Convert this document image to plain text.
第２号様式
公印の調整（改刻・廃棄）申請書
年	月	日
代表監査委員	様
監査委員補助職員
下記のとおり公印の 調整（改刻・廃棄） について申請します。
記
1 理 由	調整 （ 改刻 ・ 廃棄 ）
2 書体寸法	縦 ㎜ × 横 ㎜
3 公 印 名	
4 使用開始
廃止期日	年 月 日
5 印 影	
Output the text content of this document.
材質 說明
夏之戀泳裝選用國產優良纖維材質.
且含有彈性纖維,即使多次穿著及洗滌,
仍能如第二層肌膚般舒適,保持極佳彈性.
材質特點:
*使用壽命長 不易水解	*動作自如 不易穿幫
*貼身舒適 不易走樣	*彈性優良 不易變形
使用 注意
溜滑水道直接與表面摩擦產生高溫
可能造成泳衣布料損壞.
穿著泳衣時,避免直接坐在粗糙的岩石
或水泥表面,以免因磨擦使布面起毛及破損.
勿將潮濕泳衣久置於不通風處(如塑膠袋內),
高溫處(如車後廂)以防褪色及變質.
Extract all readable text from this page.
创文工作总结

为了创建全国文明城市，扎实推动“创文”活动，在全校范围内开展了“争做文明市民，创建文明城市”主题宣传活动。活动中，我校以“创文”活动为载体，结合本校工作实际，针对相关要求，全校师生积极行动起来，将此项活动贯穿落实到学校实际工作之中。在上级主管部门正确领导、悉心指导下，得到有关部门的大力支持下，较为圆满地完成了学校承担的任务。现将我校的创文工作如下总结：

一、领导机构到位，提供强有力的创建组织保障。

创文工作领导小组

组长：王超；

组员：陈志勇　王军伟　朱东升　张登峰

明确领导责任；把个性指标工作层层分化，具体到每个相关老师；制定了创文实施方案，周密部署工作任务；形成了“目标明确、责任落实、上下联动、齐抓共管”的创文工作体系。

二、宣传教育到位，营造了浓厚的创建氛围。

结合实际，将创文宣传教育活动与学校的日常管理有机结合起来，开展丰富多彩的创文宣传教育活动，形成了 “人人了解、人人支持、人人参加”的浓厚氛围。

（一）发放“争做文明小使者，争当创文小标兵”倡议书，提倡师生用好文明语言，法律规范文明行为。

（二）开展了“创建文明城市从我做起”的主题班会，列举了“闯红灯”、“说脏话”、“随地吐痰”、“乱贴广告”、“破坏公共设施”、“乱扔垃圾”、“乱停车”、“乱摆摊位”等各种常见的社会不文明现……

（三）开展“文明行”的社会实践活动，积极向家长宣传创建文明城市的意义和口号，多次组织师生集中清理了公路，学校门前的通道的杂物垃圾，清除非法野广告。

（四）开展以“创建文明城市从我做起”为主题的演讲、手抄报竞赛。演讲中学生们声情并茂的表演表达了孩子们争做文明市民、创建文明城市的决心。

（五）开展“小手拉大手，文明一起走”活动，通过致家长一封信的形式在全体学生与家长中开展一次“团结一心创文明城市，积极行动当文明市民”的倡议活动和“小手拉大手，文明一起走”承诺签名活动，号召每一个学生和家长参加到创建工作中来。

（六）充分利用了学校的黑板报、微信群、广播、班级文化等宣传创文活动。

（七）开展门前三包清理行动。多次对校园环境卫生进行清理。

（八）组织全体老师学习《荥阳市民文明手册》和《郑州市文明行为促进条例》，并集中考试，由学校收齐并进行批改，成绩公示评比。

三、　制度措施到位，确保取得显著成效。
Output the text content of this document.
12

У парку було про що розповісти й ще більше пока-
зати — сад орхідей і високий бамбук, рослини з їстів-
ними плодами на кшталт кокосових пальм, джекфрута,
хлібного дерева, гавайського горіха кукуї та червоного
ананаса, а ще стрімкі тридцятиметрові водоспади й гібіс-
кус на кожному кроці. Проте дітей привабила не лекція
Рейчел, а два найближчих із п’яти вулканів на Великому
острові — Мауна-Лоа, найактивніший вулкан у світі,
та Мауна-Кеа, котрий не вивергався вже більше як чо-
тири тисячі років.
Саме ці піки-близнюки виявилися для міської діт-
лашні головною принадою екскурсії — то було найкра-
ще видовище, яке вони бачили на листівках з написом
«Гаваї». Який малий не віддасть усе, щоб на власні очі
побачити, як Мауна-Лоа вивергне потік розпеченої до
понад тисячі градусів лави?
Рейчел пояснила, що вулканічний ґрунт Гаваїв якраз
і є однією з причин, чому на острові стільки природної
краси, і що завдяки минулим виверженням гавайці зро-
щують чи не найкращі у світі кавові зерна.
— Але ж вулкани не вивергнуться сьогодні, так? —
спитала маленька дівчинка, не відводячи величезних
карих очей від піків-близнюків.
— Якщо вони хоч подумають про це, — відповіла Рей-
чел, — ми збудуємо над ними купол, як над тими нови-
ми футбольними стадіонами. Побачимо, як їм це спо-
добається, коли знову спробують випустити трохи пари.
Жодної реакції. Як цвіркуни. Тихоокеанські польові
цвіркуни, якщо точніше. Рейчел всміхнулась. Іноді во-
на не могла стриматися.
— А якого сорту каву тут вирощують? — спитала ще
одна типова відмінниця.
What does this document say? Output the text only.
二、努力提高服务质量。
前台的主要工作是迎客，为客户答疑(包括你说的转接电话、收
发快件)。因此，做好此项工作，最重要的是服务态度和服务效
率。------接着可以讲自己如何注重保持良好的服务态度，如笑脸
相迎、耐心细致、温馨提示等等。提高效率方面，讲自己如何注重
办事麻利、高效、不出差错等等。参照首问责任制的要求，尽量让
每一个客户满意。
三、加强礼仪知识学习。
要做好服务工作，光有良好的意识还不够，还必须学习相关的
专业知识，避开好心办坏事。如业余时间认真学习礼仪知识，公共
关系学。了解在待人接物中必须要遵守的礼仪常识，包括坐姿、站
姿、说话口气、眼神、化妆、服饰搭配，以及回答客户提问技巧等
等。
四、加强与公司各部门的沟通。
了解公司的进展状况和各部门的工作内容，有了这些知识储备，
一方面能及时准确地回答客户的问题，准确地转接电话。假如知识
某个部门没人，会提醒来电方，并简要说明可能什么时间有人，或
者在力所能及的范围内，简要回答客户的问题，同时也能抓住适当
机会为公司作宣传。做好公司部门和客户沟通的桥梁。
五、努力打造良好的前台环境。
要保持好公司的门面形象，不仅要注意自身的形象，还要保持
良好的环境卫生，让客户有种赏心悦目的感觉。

--- --- ---

Written request: Quote all the records. Keep every word exact.

Solved problem:
Convert this document image to plain text.
第２号様式
公印の調整（改刻・廃棄）申請書
年	月	日
代表監査委員	様
監査委員補助職員
下記のとおり公印の 調整（改刻・廃棄） について申請します。
記
1 理 由	調整 （ 改刻 ・ 廃棄 ）
2 書体寸法	縦 ㎜ × 横 ㎜
3 公 印 名	
4 使用開始
廃止期日	年 月 日
5 印 影	
Output the text content of this document.
材質 說明
夏之戀泳裝選用國產優良纖維材質.
且含有彈性纖維,即使多次穿著及洗滌,
仍能如第二層肌膚般舒適,保持極佳彈性.
材質特點:
*使用壽命長 不易水解	*動作自如 不易穿幫
*貼身舒適 不易走樣	*彈性優良 不易變形
使用 注意
溜滑水道直接與表面摩擦產生高溫
可能造成泳衣布料損壞.
穿著泳衣時,避免直接坐在粗糙的岩石
或水泥表面,以免因磨擦使布面起毛及破損.
勿將潮濕泳衣久置於不通風處(如塑膠袋內),
高溫處(如車後廂)以防褪色及變質.
Extract all readable text from this page.
创文工作总结

为了创建全国文明城市，扎实推动“创文”活动，在全校范围内开展了“争做文明市民，创建文明城市”主题宣传活动。活动中，我校以“创文”活动为载体，结合本校工作实际，针对相关要求，全校师生积极行动起来，将此项活动贯穿落实到学校实际工作之中。在上级主管部门正确领导、悉心指导下，得到有关部门的大力支持下，较为圆满地完成了学校承担的任务。现将我校的创文工作如下总结：

一、领导机构到位，提供强有力的创建组织保障。

创文工作领导小组

组长：王超；

组员：陈志勇　王军伟　朱东升　张登峰

明确领导责任；把个性指标工作层层分化，具体到每个相关老师；制定了创文实施方案，周密部署工作任务；形成了“目标明确、责任落实、上下联动、齐抓共管”的创文工作体系。

二、宣传教育到位，营造了浓厚的创建氛围。

结合实际，将创文宣传教育活动与学校的日常管理有机结合起来，开展丰富多彩的创文宣传教育活动，形成了 “人人了解、人人支持、人人参加”的浓厚氛围。

（一）发放“争做文明小使者，争当创文小标兵”倡议书，提倡师生用好文明语言，法律规范文明行为。

（二）开展了“创建文明城市从我做起”的主题班会，列举了“闯红灯”、“说脏话”、“随地吐痰”、“乱贴广告”、“破坏公共设施”、“乱扔垃圾”、“乱停车”、“乱摆摊位”等各种常见的社会不文明现……

（三）开展“文明行”的社会实践活动，积极向家长宣传创建文明城市的意义和口号，多次组织师生集中清理了公路，学校门前的通道的杂物垃圾，清除非法野广告。

（四）开展以“创建文明城市从我做起”为主题的演讲、手抄报竞赛。演讲中学生们声情并茂的表演表达了孩子们争做文明市民、创建文明城市的决心。

（五）开展“小手拉大手，文明一起走”活动，通过致家长一封信的形式在全体学生与家长中开展一次“团结一心创文明城市，积极行动当文明市民”的倡议活动和“小手拉大手，文明一起走”承诺签名活动，号召每一个学生和家长参加到创建工作中来。

（六）充分利用了学校的黑板报、微信群、广播、班级文化等宣传创文活动。

（七）开展门前三包清理行动。多次对校园环境卫生进行清理。

（八）组织全体老师学习《荥阳市民文明手册》和《郑州市文明行为促进条例》，并集中考试，由学校收齐并进行批改，成绩公示评比。

三、　制度措施到位，确保取得显著成效。
Output the text content of this document.
12

У парку було про що розповісти й ще більше пока-
зати — сад орхідей і високий бамбук, рослини з їстів-
ними плодами на кшталт кокосових пальм, джекфрута,
хлібного дерева, гавайського горіха кукуї та червоного
ананаса, а ще стрімкі тридцятиметрові водоспади й гібіс-
кус на кожному кроці. Проте дітей привабила не лекція
Рейчел, а два найближчих із п’яти вулканів на Великому
острові — Мауна-Лоа, найактивніший вулкан у світі,
та Мауна-Кеа, котрий не вивергався вже більше як чо-
тири тисячі років.
Саме ці піки-близнюки виявилися для міської діт-
лашні головною принадою екскурсії — то було найкра-
ще видовище, яке вони бачили на листівках з написом
«Гаваї». Який малий не віддасть усе, щоб на власні очі
побачити, як Мауна-Лоа вивергне потік розпеченої до
понад тисячі градусів лави?
Рейчел пояснила, що вулканічний ґрунт Гаваїв якраз
і є однією з причин, чому на острові стільки природної
краси, і що завдяки минулим виверженням гавайці зро-
щують чи не найкращі у світі кавові зерна.
— Але ж вулкани не вивергнуться сьогодні, так? —
спитала маленька дівчинка, не відводячи величезних
карих очей від піків-близнюків.
— Якщо вони хоч подумають про це, — відповіла Рей-
чел, — ми збудуємо над ними купол, як над тими нови-
ми футбольними стадіонами. Побачимо, як їм це спо-
добається, коли знову спробують випустити трохи пари.
Жодної реакції. Як цвіркуни. Тихоокеанські польові
цвіркуни, якщо точніше. Рейчел всміхнулась. Іноді во-
на не могла стриматися.
— А якого сорту каву тут вирощують? — спитала ще
одна типова відмінниця.
What does this document say? Output the text only.
二、努力提高服务质量。
前台的主要工作是迎客，为客户答疑(包括你说的转接电话、收
发快件)。因此，做好此项工作，最重要的是服务态度和服务效
率。------接着可以讲自己如何注重保持良好的服务态度，如笑脸
相迎、耐心细致、温馨提示等等。提高效率方面，讲自己如何注重
办事麻利、高效、不出差错等等。参照首问责任制的要求，尽量让
每一个客户满意。
三、加强礼仪知识学习。
要做好服务工作，光有良好的意识还不够，还必须学习相关的
专业知识，避开好心办坏事。如业余时间认真学习礼仪知识，公共
关系学。了解在待人接物中必须要遵守的礼仪常识，包括坐姿、站
姿、说话口气、眼神、化妆、服饰搭配，以及回答客户提问技巧等
等。
四、加强与公司各部门的沟通。
了解公司的进展状况和各部门的工作内容，有了这些知识储备，
一方面能及时准确地回答客户的问题，准确地转接电话。假如知识
某个部门没人，会提醒来电方，并简要说明可能什么时间有人，或
者在力所能及的范围内，简要回答客户的问题，同时也能抓住适当
机会为公司作宣传。做好公司部门和客户沟通的桥梁。
五、努力打造良好的前台环境。
要保持好公司的门面形象，不仅要注意自身的形象，还要保持
良好的环境卫生，让客户有种赏心悦目的感觉。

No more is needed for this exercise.